Reproduce all the entries exactly and keep the pictures out.

== Material shown ==

* BEGIN *

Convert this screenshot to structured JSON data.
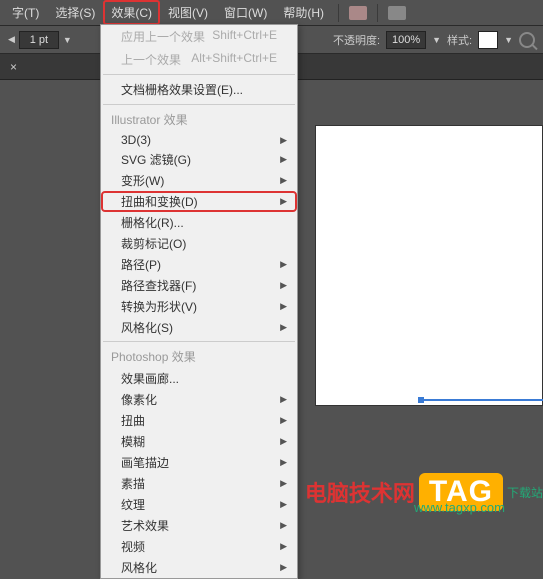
{
  "menubar": {
    "items": [
      "字(T)",
      "选择(S)",
      "效果(C)",
      "视图(V)",
      "窗口(W)",
      "帮助(H)"
    ]
  },
  "toolbar": {
    "stroke_value": "1 pt",
    "opacity_label": "不透明度:",
    "opacity_value": "100%",
    "style_label": "样式:"
  },
  "dropdown": {
    "apply_last": "应用上一个效果",
    "apply_last_key": "Shift+Ctrl+E",
    "last_effect": "上一个效果",
    "last_effect_key": "Alt+Shift+Ctrl+E",
    "doc_raster": "文档栅格效果设置(E)...",
    "section_ai": "Illustrator 效果",
    "ai_items": [
      "3D(3)",
      "SVG 滤镜(G)",
      "变形(W)",
      "扭曲和变换(D)",
      "栅格化(R)...",
      "裁剪标记(O)",
      "路径(P)",
      "路径查找器(F)",
      "转换为形状(V)",
      "风格化(S)"
    ],
    "section_ps": "Photoshop 效果",
    "ps_items": [
      "效果画廊...",
      "像素化",
      "扭曲",
      "模糊",
      "画笔描边",
      "素描",
      "纹理",
      "艺术效果",
      "视频",
      "风格化"
    ]
  },
  "watermark": {
    "brand": "电脑技术网",
    "tag": "TAG",
    "tail": "下载站",
    "url": "www.tagxp.com"
  }
}
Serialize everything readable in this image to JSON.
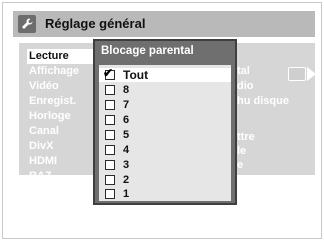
{
  "header": {
    "title": "Réglage général"
  },
  "left_menu": {
    "items": [
      "Lecture",
      "Affichage",
      "Vidéo",
      "Enregist.",
      "Horloge",
      "Canal",
      "DivX",
      "HDMI",
      "RAZ"
    ]
  },
  "right_menu": {
    "items": [
      "tal",
      "dio",
      "hu disque",
      "ttre",
      "le",
      "e"
    ]
  },
  "popup": {
    "title": "Blocage parental",
    "options": [
      {
        "label": "Tout",
        "checked": true
      },
      {
        "label": "8",
        "checked": false
      },
      {
        "label": "7",
        "checked": false
      },
      {
        "label": "6",
        "checked": false
      },
      {
        "label": "5",
        "checked": false
      },
      {
        "label": "4",
        "checked": false
      },
      {
        "label": "3",
        "checked": false
      },
      {
        "label": "2",
        "checked": false
      },
      {
        "label": "1",
        "checked": false
      }
    ]
  },
  "icons": {
    "title": "wrench-icon",
    "right": "tv-icon",
    "arrow": "arrow-right-icon",
    "check": "checkmark-icon"
  }
}
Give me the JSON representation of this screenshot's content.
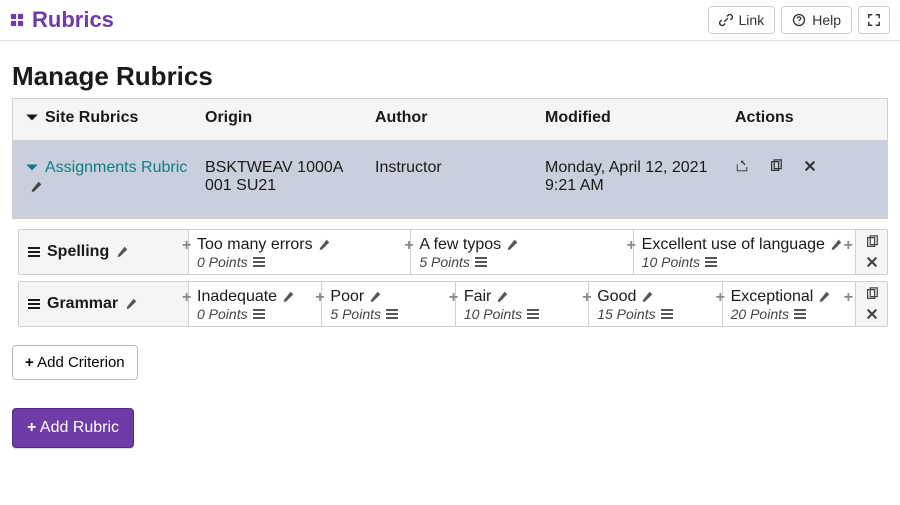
{
  "topbar": {
    "title": "Rubrics",
    "link_label": "Link",
    "help_label": "Help"
  },
  "page_heading": "Manage Rubrics",
  "columns": {
    "site_rubrics": "Site Rubrics",
    "origin": "Origin",
    "author": "Author",
    "modified": "Modified",
    "actions": "Actions"
  },
  "rubric_row": {
    "name": "Assignments Rubric",
    "origin": "BSKTWEAV 1000A 001 SU21",
    "author": "Instructor",
    "modified": "Monday, April 12, 2021 9:21 AM"
  },
  "criteria": [
    {
      "name": "Spelling",
      "levels": [
        {
          "title": "Too many errors",
          "points": "0 Points"
        },
        {
          "title": "A few typos",
          "points": "5 Points"
        },
        {
          "title": "Excellent use of language",
          "points": "10 Points"
        }
      ]
    },
    {
      "name": "Grammar",
      "levels": [
        {
          "title": "Inadequate",
          "points": "0 Points"
        },
        {
          "title": "Poor",
          "points": "5 Points"
        },
        {
          "title": "Fair",
          "points": "10 Points"
        },
        {
          "title": "Good",
          "points": "15 Points"
        },
        {
          "title": "Exceptional",
          "points": "20 Points"
        }
      ]
    }
  ],
  "buttons": {
    "add_criterion": "Add Criterion",
    "add_rubric": "Add Rubric"
  }
}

* END *

== Solution for this exercise ==
Convert this screenshot to structured JSON data.
{
  "menubar": {
    "items": [
      "字(T)",
      "选择(S)",
      "效果(C)",
      "视图(V)",
      "窗口(W)",
      "帮助(H)"
    ]
  },
  "toolbar": {
    "stroke_value": "1 pt",
    "opacity_label": "不透明度:",
    "opacity_value": "100%",
    "style_label": "样式:"
  },
  "dropdown": {
    "apply_last": "应用上一个效果",
    "apply_last_key": "Shift+Ctrl+E",
    "last_effect": "上一个效果",
    "last_effect_key": "Alt+Shift+Ctrl+E",
    "doc_raster": "文档栅格效果设置(E)...",
    "section_ai": "Illustrator 效果",
    "ai_items": [
      "3D(3)",
      "SVG 滤镜(G)",
      "变形(W)",
      "扭曲和变换(D)",
      "栅格化(R)...",
      "裁剪标记(O)",
      "路径(P)",
      "路径查找器(F)",
      "转换为形状(V)",
      "风格化(S)"
    ],
    "section_ps": "Photoshop 效果",
    "ps_items": [
      "效果画廊...",
      "像素化",
      "扭曲",
      "模糊",
      "画笔描边",
      "素描",
      "纹理",
      "艺术效果",
      "视频",
      "风格化"
    ]
  },
  "watermark": {
    "brand": "电脑技术网",
    "tag": "TAG",
    "tail": "下载站",
    "url": "www.tagxp.com"
  }
}
Serialize everything readable in this image to JSON.
{
  "header": {
    "title": "Réglage général"
  },
  "left_menu": {
    "items": [
      "Lecture",
      "Affichage",
      "Vidéo",
      "Enregist.",
      "Horloge",
      "Canal",
      "DivX",
      "HDMI",
      "RAZ"
    ]
  },
  "right_menu": {
    "items": [
      "tal",
      "dio",
      "hu disque",
      "ttre",
      "le",
      "e"
    ]
  },
  "popup": {
    "title": "Blocage parental",
    "options": [
      {
        "label": "Tout",
        "checked": true
      },
      {
        "label": "8",
        "checked": false
      },
      {
        "label": "7",
        "checked": false
      },
      {
        "label": "6",
        "checked": false
      },
      {
        "label": "5",
        "checked": false
      },
      {
        "label": "4",
        "checked": false
      },
      {
        "label": "3",
        "checked": false
      },
      {
        "label": "2",
        "checked": false
      },
      {
        "label": "1",
        "checked": false
      }
    ]
  },
  "icons": {
    "title": "wrench-icon",
    "right": "tv-icon",
    "arrow": "arrow-right-icon",
    "check": "checkmark-icon"
  }
}
Give me the JSON representation of this screenshot's content.
{
  "topbar": {
    "title": "Rubrics",
    "link_label": "Link",
    "help_label": "Help"
  },
  "page_heading": "Manage Rubrics",
  "columns": {
    "site_rubrics": "Site Rubrics",
    "origin": "Origin",
    "author": "Author",
    "modified": "Modified",
    "actions": "Actions"
  },
  "rubric_row": {
    "name": "Assignments Rubric",
    "origin": "BSKTWEAV 1000A 001 SU21",
    "author": "Instructor",
    "modified": "Monday, April 12, 2021 9:21 AM"
  },
  "criteria": [
    {
      "name": "Spelling",
      "levels": [
        {
          "title": "Too many errors",
          "points": "0 Points"
        },
        {
          "title": "A few typos",
          "points": "5 Points"
        },
        {
          "title": "Excellent use of language",
          "points": "10 Points"
        }
      ]
    },
    {
      "name": "Grammar",
      "levels": [
        {
          "title": "Inadequate",
          "points": "0 Points"
        },
        {
          "title": "Poor",
          "points": "5 Points"
        },
        {
          "title": "Fair",
          "points": "10 Points"
        },
        {
          "title": "Good",
          "points": "15 Points"
        },
        {
          "title": "Exceptional",
          "points": "20 Points"
        }
      ]
    }
  ],
  "buttons": {
    "add_criterion": "Add Criterion",
    "add_rubric": "Add Rubric"
  }
}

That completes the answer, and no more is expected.